[[ Extracted text open ]]
Papers: 9 Feb 2019 - 15 Feb 2019


Animal Studies


2019 03 22


Science


363


6433

Structural basis of α-scorpion toxin action on Nav channels.

Authors

Clairfeuille T, Cloake A, Infield DT, Llongueras JP, Arthur CP, Li Z R, Jian Y, Martin-Eauclaire M-F, Bougis PE, Ciferri C, Ahern CA, Bosmans F, Hackos DH, Rohou A, Payandeh J
Science. 2019 03 22; 363(6433).
PMID: 30733386.

Abstract

Fast inactivation of voltage-gated sodium (Nav) channels is essential for electrical signaling but its mechanism remains poorly understood. Here, we determined the structures of a eukaryotic Nav channel alone and in complex with a lethal α-scorpion toxin, AaH2, by electron microscopy, both at 3.5-A resolution. AaH2 wedges into voltage-sensor domain IV (VSD4) to impede fast activation by trapping a deactivated state in which gating charge interactions bridge to the acidic intracellular C-terminal domain. In the absence of AaH2, the S4 helix of VSD4 undergoes a ~13-Å translation to unlatch the intracellular fast inactivation gating machinery. Highlighting the polypharmacology of α-scorpion toxins, AaH2 also targets an unanticipated receptor site on VSD1 and a pore-glycan adjacent to VSD4. Overall, this work provides key insights into fast inactivation, electromechanical coupling, and pathogenic mutations in Nav channels.
[[ Extracted text closed ]]
[[ Data under study open ]]
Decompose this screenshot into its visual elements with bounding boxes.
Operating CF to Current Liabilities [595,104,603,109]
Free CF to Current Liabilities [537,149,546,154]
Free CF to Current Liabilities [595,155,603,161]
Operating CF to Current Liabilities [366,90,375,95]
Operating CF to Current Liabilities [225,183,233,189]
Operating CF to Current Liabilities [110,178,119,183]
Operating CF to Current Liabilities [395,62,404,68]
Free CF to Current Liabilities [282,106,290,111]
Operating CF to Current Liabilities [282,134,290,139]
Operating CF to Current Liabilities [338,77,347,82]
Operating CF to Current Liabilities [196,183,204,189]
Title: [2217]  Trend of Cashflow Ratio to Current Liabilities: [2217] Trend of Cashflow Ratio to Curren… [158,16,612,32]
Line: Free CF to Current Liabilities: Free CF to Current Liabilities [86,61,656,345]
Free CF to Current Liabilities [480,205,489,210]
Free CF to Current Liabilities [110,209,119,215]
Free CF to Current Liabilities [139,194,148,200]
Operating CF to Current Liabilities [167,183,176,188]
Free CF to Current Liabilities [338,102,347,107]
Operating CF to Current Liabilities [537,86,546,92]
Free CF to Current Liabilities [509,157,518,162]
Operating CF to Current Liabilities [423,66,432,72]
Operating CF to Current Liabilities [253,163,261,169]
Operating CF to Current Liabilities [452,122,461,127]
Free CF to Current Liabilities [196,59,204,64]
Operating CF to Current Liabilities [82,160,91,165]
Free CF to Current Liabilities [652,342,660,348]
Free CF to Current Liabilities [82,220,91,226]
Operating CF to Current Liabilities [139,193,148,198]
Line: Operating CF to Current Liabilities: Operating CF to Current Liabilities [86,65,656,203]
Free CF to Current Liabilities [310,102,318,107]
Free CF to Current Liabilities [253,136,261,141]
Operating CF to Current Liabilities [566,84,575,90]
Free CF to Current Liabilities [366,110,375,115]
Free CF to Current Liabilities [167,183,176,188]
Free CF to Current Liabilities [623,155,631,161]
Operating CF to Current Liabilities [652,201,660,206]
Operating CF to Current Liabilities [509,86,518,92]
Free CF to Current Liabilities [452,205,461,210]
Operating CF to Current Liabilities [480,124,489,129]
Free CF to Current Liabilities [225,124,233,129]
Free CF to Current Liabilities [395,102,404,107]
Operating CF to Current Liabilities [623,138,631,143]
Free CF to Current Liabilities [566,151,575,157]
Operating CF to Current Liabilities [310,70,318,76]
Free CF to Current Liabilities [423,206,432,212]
[[ Data under study closed ]]
• Prompt A: Transcribe the stretch from "Clairfeuille T, Cloake" through "03 22; 363(6433)." in the sodium channel paper listing.
• Prompt B: Sum up the sodium channel paper listing in two sentences.
• Prompt C: In the sodium channel paper listing, how far does the S4 helix of VSD4 move when AaH2 is absent?

• Task solution A:
Clairfeuille T, Cloake A, Infield DT, Llongueras JP, Arthur CP, Li Z R, Jian Y, Martin-Eauclaire M-F, Bougis PE, Ciferri C, Ahern CA, Bosmans F, Hackos DH, Rohou A, Payandeh J
Science. 2019 03 22; 363(6433).

• Task solution B: Using electron microscopy, the authors determined structures of a eukaryotic Nav channel alone and bound to the lethal α-scorpion toxin AaH2, which wedges into voltage-sensor domain IV and traps a deactivated state. Without AaH2, the S4 helix of that domain shifts about 13 Å to unlatch the fast inactivation machinery, and AaH2 also targets a site on VSD1 and a pore-glycan next to VSD4.

• Task solution C: About 13 Å.